Collected data entries:
══════

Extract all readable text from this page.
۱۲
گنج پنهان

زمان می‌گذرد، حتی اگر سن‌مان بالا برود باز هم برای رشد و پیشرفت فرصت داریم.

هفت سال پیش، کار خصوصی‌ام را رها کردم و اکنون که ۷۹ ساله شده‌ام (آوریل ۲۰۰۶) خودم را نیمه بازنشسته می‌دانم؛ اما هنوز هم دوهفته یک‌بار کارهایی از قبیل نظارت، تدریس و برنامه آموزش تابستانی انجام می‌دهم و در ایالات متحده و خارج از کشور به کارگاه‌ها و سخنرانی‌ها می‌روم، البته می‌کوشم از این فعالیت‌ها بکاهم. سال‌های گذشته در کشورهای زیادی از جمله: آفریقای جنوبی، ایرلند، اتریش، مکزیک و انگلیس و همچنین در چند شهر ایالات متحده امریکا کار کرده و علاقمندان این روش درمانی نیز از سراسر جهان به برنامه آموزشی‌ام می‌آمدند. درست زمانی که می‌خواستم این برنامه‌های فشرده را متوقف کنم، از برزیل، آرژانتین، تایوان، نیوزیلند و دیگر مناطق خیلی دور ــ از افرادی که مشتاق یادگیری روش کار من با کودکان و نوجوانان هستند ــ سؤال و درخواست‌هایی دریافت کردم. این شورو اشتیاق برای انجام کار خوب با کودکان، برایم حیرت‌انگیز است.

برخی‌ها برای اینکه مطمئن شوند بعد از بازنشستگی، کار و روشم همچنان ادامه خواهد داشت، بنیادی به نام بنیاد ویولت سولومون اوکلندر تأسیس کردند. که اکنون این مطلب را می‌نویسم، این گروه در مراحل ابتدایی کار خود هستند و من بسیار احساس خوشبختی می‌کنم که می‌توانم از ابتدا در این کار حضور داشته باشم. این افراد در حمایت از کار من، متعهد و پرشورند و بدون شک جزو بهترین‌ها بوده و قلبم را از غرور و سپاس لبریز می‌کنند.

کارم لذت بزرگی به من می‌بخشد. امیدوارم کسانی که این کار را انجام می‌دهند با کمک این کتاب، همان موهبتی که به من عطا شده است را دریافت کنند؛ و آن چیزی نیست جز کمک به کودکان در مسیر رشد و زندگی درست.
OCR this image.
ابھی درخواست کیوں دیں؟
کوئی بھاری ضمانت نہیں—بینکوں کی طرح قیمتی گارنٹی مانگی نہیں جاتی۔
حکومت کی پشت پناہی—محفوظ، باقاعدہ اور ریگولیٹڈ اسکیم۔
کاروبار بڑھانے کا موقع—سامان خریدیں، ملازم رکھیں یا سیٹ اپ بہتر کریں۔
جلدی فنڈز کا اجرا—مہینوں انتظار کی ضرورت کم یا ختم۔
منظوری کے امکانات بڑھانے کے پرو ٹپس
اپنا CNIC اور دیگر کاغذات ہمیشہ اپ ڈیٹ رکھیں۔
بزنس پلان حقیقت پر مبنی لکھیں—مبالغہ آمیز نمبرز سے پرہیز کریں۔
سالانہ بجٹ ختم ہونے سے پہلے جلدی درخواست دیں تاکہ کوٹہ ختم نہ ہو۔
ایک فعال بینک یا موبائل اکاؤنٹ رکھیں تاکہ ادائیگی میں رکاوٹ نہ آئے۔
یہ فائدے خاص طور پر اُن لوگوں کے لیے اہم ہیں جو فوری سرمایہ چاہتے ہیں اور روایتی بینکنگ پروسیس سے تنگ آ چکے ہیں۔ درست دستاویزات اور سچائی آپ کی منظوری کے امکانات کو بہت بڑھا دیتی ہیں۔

══════

Required task - Retype all of the data shown above, word for word.

Result of the task -
Extract all readable text from this page.
۱۲
گنج پنهان

زمان می‌گذرد، حتی اگر سن‌مان بالا برود باز هم برای رشد و پیشرفت فرصت داریم.

هفت سال پیش، کار خصوصی‌ام را رها کردم و اکنون که ۷۹ ساله شده‌ام (آوریل ۲۰۰۶) خودم را نیمه بازنشسته می‌دانم؛ اما هنوز هم دوهفته یک‌بار کارهایی از قبیل نظارت، تدریس و برنامه آموزش تابستانی انجام می‌دهم و در ایالات متحده و خارج از کشور به کارگاه‌ها و سخنرانی‌ها می‌روم، البته می‌کوشم از این فعالیت‌ها بکاهم. سال‌های گذشته در کشورهای زیادی از جمله: آفریقای جنوبی، ایرلند، اتریش، مکزیک و انگلیس و همچنین در چند شهر ایالات متحده امریکا کار کرده و علاقمندان این روش درمانی نیز از سراسر جهان به برنامه آموزشی‌ام می‌آمدند. درست زمانی که می‌خواستم این برنامه‌های فشرده را متوقف کنم، از برزیل، آرژانتین، تایوان، نیوزیلند و دیگر مناطق خیلی دور ــ از افرادی که مشتاق یادگیری روش کار من با کودکان و نوجوانان هستند ــ سؤال و درخواست‌هایی دریافت کردم. این شورو اشتیاق برای انجام کار خوب با کودکان، برایم حیرت‌انگیز است.

برخی‌ها برای اینکه مطمئن شوند بعد از بازنشستگی، کار و روشم همچنان ادامه خواهد داشت، بنیادی به نام بنیاد ویولت سولومون اوکلندر تأسیس کردند. که اکنون این مطلب را می‌نویسم، این گروه در مراحل ابتدایی کار خود هستند و من بسیار احساس خوشبختی می‌کنم که می‌توانم از ابتدا در این کار حضور داشته باشم. این افراد در حمایت از کار من، متعهد و پرشورند و بدون شک جزو بهترین‌ها بوده و قلبم را از غرور و سپاس لبریز می‌کنند.

کارم لذت بزرگی به من می‌بخشد. امیدوارم کسانی که این کار را انجام می‌دهند با کمک این کتاب، همان موهبتی که به من عطا شده است را دریافت کنند؛ و آن چیزی نیست جز کمک به کودکان در مسیر رشد و زندگی درست.
OCR this image.
ابھی درخواست کیوں دیں؟
کوئی بھاری ضمانت نہیں—بینکوں کی طرح قیمتی گارنٹی مانگی نہیں جاتی۔
حکومت کی پشت پناہی—محفوظ، باقاعدہ اور ریگولیٹڈ اسکیم۔
کاروبار بڑھانے کا موقع—سامان خریدیں، ملازم رکھیں یا سیٹ اپ بہتر کریں۔
جلدی فنڈز کا اجرا—مہینوں انتظار کی ضرورت کم یا ختم۔
منظوری کے امکانات بڑھانے کے پرو ٹپس
اپنا CNIC اور دیگر کاغذات ہمیشہ اپ ڈیٹ رکھیں۔
بزنس پلان حقیقت پر مبنی لکھیں—مبالغہ آمیز نمبرز سے پرہیز کریں۔
سالانہ بجٹ ختم ہونے سے پہلے جلدی درخواست دیں تاکہ کوٹہ ختم نہ ہو۔
ایک فعال بینک یا موبائل اکاؤنٹ رکھیں تاکہ ادائیگی میں رکاوٹ نہ آئے۔
یہ فائدے خاص طور پر اُن لوگوں کے لیے اہم ہیں جو فوری سرمایہ چاہتے ہیں اور روایتی بینکنگ پروسیس سے تنگ آ چکے ہیں۔ درست دستاویزات اور سچائی آپ کی منظوری کے امکانات کو بہت بڑھا دیتی ہیں۔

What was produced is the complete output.